The goal of this ontological module is less to provide axioms for logical inference than to offer a simple transformation from JSON to RDF (using a JSON-LD standard processor). It is therefore merely a set of RDF terms. An alternative design would have been to embed JSON Schema definitions as literal, leveraging the newly introduced rdf:JSON datatype⁸.

Yet, the chosen approach has mainly two benefits over literal schemas. First, sub-schemas can be semantically tagged in an individual fashion, which will be later illustrated in Sect. 4. Second, the RDF entities resulting from JSON-LD transformation could then carry both schema information and denote actual properties of physical world objects. An example is given later in Sect. 5.3.

Hypermedia Controls Module. Classical Web applications make use of two kinds of hypermedia controls: links and forms. Both links and forms include a target IRI and a “type”. This type is alternatively called a relation type for links and an operation type for forms. The TD ontology defines operation types specific to WoT: td:readProperty, td:writeProperty, td:invokeActtion, td:subscribeEvent and a few others. The hypermedia controls module, however, only includes generic classes and properties that are needed to express links and forms in RDF. A link can also be thought of as a reification of an RDF triple, e.g. to add provenance or temporal metadata.

━━━━━━━━━━━━━━━━

§ **Set exercise A**
According to the ontology passage above, which two kinds of hypermedia controls do classical Web applications use?
§ **Set exercise B**
Please carry on the passage about the TD ontology modules from the point where it stops.

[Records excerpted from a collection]

━━━━━━━━━━━━━━━━

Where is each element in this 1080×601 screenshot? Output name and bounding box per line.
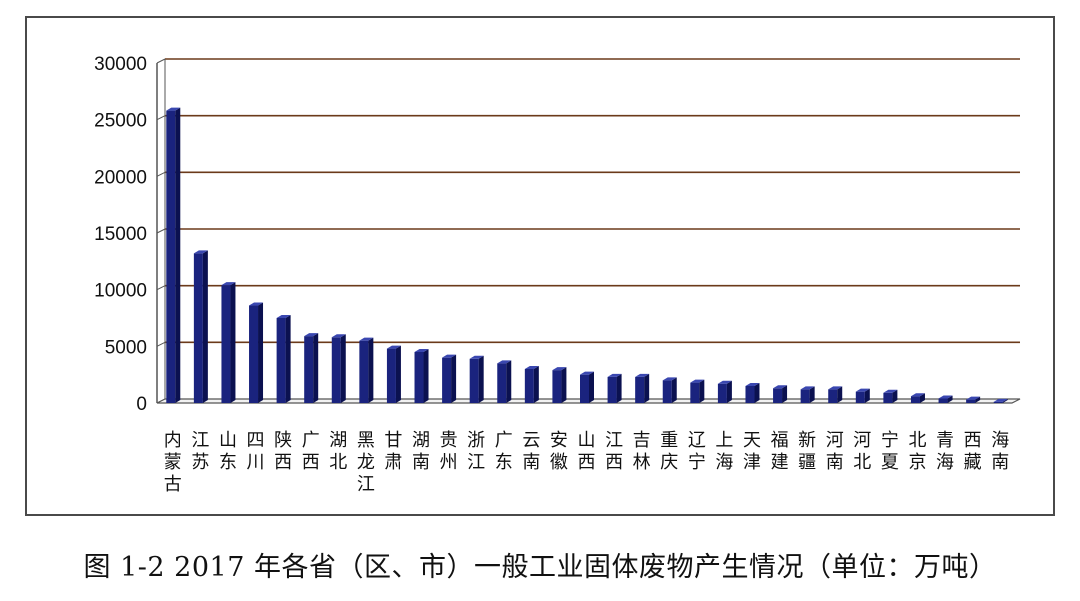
bar [800,386,815,403]
figure-caption: 图 1-2 2017 年各省（区、市）一般工业固体废物产生情况（单位：万吨） [83,552,997,583]
bar [469,355,484,403]
gridline-side [156,341,166,347]
bar [386,345,401,403]
x-tick-label: 山东 [219,430,237,473]
bar [221,282,236,403]
x-tick-label: 上海 [715,430,733,473]
bar [497,360,512,403]
y-tick-label: 15000 [94,224,147,245]
bar [828,386,843,403]
x-tick-label: 海南 [991,430,1009,473]
x-tick-label: 湖南 [412,430,430,473]
x-tick-label: 广西 [302,430,320,473]
gridline-side [156,171,166,177]
x-tick-label: 江苏 [191,430,209,473]
bars [166,107,1008,403]
x-tick-label: 贵州 [440,430,458,473]
chart-frame: 0 5000 10000 15000 20000 25000 30000 内蒙古 江苏 山东 四川… [25,16,1055,516]
x-tick-label: 江西 [605,430,623,473]
gridline-side [156,115,166,121]
bar [304,333,319,403]
x-tick-label: 内蒙古 [164,430,182,495]
bar [524,366,539,403]
y-tick-label: 5000 [105,337,147,358]
x-tick-label: 湖北 [329,430,347,473]
y-tick-label: 10000 [94,281,147,302]
bar [442,354,457,403]
bar [276,315,291,403]
x-tick-label: 河南 [826,430,844,473]
bar [607,373,622,403]
bar [690,379,705,403]
x-tick-label: 云南 [522,430,540,473]
bar [662,377,677,403]
gridlines [156,58,1020,347]
y-tick-label: 25000 [94,111,147,132]
x-tick-label: 河北 [853,430,871,473]
bar [883,389,898,403]
x-tick-label: 辽宁 [688,430,706,473]
bar [414,349,429,403]
x-tick-label: 西藏 [964,430,982,473]
x-tick-label: 宁夏 [881,430,899,473]
bar [166,107,181,403]
x-tick-label: 新疆 [798,430,816,473]
x-tick-label: 安徽 [550,430,568,473]
bar [580,371,594,403]
gridline-side [156,228,166,234]
bar [249,302,264,403]
bar [773,385,788,403]
bar [635,373,650,403]
x-tick-label: 陕西 [274,430,292,473]
bar [717,380,732,403]
bar [938,395,953,403]
y-tick-label: 20000 [94,167,147,188]
bar-chart: 0 5000 10000 15000 20000 25000 30000 内蒙古江苏山东四川… [94,54,1021,495]
x-tick-label: 北京 [908,430,926,473]
bar [193,250,208,403]
bar [966,396,981,403]
y-tick-label: 30000 [94,54,147,75]
x-tick-label: 广东 [495,430,513,473]
gridline-side [156,285,166,291]
x-tick-label: 吉林 [633,430,651,473]
x-tick-label: 福建 [771,430,789,473]
bar [552,367,567,403]
x-tick-label: 四川 [247,430,265,473]
x-tick-label: 黑龙江 [357,430,375,495]
x-tick-label: 青海 [936,430,954,473]
gridline-side [156,58,166,64]
y-tick-labels: 0 5000 10000 15000 20000 25000 30000 [94,54,147,415]
bar [745,383,760,403]
x-tick-label: 甘肃 [384,430,402,473]
x-tick-label: 重庆 [660,430,678,473]
bar [331,334,346,403]
bar [910,393,925,403]
bar [359,337,374,403]
x-tick-label: 天津 [743,430,761,473]
bar [855,388,870,403]
x-tick-label: 山西 [578,430,596,473]
bar [993,398,1008,403]
x-tick-labels: 内蒙古江苏山东四川陕西广西湖北黑龙江甘肃湖南贵州浙江广东云南安徽山西江西吉林重庆… [164,430,1009,495]
y-tick-label: 0 [136,394,147,415]
x-tick-label: 浙江 [467,430,485,473]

━━━━━━━━━━━━━━━━

§ **Final answer A**
Links and forms.

§ **Final answer B**
The JSON-LD context that maps terms from this module to JSON keys was designed in such a way that links have the same format as specified in JSON Hyper-Schema⁹.

4 Alignment with the Semantic Sensor Network

4.1 Requirements

The TD model serves primarily communication purposes. The axiomatization presented in the previous section therefore concentrates on the concept of ‘interaction affordance’. Contrary to what one may think at first sight, it provides only few axioms on the concept of ‘thing’. Yet, as previously mentioned, the peculiarity of WoT systems is that they do not have a purely informational state but rather maintain a virtual representation of the state of physical world objects (the actual ‘things’).

According to the state-of-the-art, the state of physical world objects will likely be modeled using ontologies aligned with SSN. It therefore calls for an alignment of the TD ontology itself to SSN, in order to derive an SSN “view” on instances of td:Thing.

To this end, we provide four competency questions from the point of view of Web agents that process TD documents (Table 1). Our assumption is that agents are autonomous and rely solely on the RDF statements included in a TD document to select affordances. An example of an affordance selection task is provided later in Sect. 5.3.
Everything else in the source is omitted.